* [Provided entries]
--- START ---
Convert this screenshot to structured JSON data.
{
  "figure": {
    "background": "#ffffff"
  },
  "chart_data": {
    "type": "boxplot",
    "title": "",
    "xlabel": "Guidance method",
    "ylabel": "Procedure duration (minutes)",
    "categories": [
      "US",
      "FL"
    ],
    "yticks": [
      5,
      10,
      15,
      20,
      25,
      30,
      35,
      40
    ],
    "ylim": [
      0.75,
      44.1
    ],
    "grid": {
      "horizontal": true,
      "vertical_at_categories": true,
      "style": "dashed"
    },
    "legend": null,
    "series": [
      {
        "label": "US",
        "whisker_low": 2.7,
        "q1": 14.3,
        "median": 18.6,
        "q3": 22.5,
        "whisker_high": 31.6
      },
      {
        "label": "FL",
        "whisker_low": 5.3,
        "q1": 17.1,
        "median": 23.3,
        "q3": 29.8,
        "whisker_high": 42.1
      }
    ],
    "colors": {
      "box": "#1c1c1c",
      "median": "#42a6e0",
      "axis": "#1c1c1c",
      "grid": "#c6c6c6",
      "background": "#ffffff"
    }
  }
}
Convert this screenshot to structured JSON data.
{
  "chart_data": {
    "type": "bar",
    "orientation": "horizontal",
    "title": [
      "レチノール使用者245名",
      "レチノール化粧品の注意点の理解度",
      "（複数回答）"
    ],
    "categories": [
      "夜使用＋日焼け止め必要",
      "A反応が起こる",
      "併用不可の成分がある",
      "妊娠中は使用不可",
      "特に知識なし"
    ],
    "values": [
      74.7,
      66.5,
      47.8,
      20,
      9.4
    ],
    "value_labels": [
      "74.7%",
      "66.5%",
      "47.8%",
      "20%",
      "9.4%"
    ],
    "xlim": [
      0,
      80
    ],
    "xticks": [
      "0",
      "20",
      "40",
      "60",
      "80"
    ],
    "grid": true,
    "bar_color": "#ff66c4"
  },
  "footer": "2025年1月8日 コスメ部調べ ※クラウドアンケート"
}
--- END ---
* [Directive]
Each record above should be restated word for word.

* [Solution for this task]
Convert this screenshot to structured JSON data.
{
  "figure": {
    "background": "#ffffff"
  },
  "chart_data": {
    "type": "boxplot",
    "title": "",
    "xlabel": "Guidance method",
    "ylabel": "Procedure duration (minutes)",
    "categories": [
      "US",
      "FL"
    ],
    "yticks": [
      5,
      10,
      15,
      20,
      25,
      30,
      35,
      40
    ],
    "ylim": [
      0.75,
      44.1
    ],
    "grid": {
      "horizontal": true,
      "vertical_at_categories": true,
      "style": "dashed"
    },
    "legend": null,
    "series": [
      {
        "label": "US",
        "whisker_low": 2.7,
        "q1": 14.3,
        "median": 18.6,
        "q3": 22.5,
        "whisker_high": 31.6
      },
      {
        "label": "FL",
        "whisker_low": 5.3,
        "q1": 17.1,
        "median": 23.3,
        "q3": 29.8,
        "whisker_high": 42.1
      }
    ],
    "colors": {
      "box": "#1c1c1c",
      "median": "#42a6e0",
      "axis": "#1c1c1c",
      "grid": "#c6c6c6",
      "background": "#ffffff"
    }
  }
}
Convert this screenshot to structured JSON data.
{
  "chart_data": {
    "type": "bar",
    "orientation": "horizontal",
    "title": [
      "レチノール使用者245名",
      "レチノール化粧品の注意点の理解度",
      "（複数回答）"
    ],
    "categories": [
      "夜使用＋日焼け止め必要",
      "A反応が起こる",
      "併用不可の成分がある",
      "妊娠中は使用不可",
      "特に知識なし"
    ],
    "values": [
      74.7,
      66.5,
      47.8,
      20,
      9.4
    ],
    "value_labels": [
      "74.7%",
      "66.5%",
      "47.8%",
      "20%",
      "9.4%"
    ],
    "xlim": [
      0,
      80
    ],
    "xticks": [
      "0",
      "20",
      "40",
      "60",
      "80"
    ],
    "grid": true,
    "bar_color": "#ff66c4"
  },
  "footer": "2025年1月8日 コスメ部調べ ※クラウドアンケート"
}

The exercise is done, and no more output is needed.